__STATED GOAL__:
Identify every line in the records below that contains the word "series", and reproduce each one.

__PROVIDED DATA__:

---

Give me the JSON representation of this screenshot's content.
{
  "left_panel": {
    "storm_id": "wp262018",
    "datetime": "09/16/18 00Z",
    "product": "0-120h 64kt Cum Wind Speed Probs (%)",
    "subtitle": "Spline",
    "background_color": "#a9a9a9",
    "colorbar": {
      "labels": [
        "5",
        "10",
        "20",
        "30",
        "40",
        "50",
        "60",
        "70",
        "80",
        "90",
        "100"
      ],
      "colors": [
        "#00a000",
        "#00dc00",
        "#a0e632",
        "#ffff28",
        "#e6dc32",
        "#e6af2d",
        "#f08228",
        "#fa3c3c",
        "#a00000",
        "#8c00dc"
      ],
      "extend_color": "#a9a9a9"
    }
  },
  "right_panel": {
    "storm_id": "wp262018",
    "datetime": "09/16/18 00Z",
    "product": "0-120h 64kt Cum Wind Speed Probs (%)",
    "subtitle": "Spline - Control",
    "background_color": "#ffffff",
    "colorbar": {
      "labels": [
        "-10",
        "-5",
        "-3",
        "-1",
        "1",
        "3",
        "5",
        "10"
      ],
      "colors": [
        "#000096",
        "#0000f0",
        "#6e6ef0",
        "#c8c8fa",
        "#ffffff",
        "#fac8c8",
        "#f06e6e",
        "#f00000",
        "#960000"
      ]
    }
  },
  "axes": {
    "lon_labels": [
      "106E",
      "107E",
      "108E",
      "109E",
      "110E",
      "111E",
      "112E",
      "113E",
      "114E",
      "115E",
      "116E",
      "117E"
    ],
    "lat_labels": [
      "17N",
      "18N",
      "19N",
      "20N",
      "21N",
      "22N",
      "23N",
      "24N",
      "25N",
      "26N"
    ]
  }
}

---

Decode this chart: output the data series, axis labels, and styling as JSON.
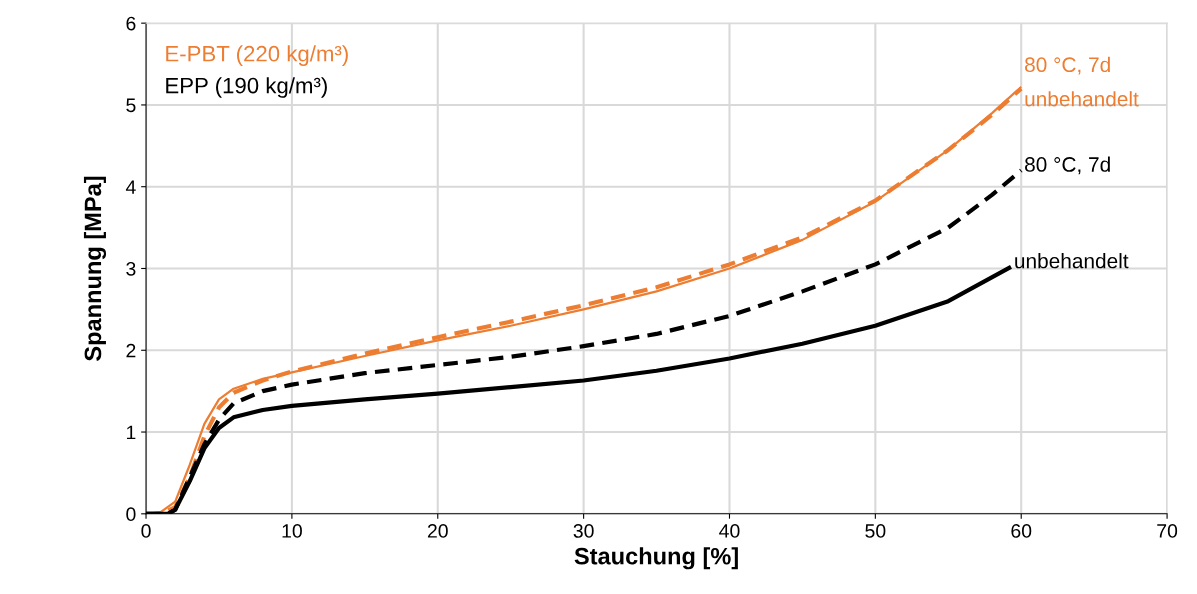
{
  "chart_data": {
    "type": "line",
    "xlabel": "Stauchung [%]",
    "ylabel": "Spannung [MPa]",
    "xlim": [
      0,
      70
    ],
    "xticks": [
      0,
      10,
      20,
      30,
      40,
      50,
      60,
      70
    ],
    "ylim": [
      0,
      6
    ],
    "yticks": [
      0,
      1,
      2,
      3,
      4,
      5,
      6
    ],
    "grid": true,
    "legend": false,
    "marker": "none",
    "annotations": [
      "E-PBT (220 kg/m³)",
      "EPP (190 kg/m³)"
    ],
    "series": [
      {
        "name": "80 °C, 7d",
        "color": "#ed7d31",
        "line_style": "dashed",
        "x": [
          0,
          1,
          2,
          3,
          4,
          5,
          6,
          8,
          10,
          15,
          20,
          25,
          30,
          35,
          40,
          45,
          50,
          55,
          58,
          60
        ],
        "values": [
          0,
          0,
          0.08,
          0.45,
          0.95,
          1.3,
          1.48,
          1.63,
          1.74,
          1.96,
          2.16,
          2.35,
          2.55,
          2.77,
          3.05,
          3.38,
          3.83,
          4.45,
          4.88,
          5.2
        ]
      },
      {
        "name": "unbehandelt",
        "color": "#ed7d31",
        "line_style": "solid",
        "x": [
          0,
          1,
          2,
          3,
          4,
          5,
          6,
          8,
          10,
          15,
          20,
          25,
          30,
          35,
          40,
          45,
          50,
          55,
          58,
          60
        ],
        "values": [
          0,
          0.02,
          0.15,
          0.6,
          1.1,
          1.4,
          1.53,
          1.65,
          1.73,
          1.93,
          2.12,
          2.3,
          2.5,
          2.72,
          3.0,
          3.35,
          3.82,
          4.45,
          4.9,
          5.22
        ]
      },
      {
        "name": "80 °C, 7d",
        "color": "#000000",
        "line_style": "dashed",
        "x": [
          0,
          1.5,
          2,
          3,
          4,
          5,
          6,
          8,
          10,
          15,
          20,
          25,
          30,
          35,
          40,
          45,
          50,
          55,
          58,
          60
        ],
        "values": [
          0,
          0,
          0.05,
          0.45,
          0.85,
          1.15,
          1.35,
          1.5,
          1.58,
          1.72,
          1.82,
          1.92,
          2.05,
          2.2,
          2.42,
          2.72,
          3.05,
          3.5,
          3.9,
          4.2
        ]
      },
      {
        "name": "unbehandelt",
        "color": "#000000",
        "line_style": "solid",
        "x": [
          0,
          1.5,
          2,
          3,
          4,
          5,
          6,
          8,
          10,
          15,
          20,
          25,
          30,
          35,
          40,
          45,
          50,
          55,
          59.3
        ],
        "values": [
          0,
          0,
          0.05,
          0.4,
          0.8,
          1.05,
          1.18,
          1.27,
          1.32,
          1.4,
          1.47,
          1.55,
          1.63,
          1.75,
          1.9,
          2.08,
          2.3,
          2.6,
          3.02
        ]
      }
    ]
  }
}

---

__OUTPUT FOR THIS TASK__:
Decode this chart: output the data series, axis labels, and styling as JSON.
    "series": [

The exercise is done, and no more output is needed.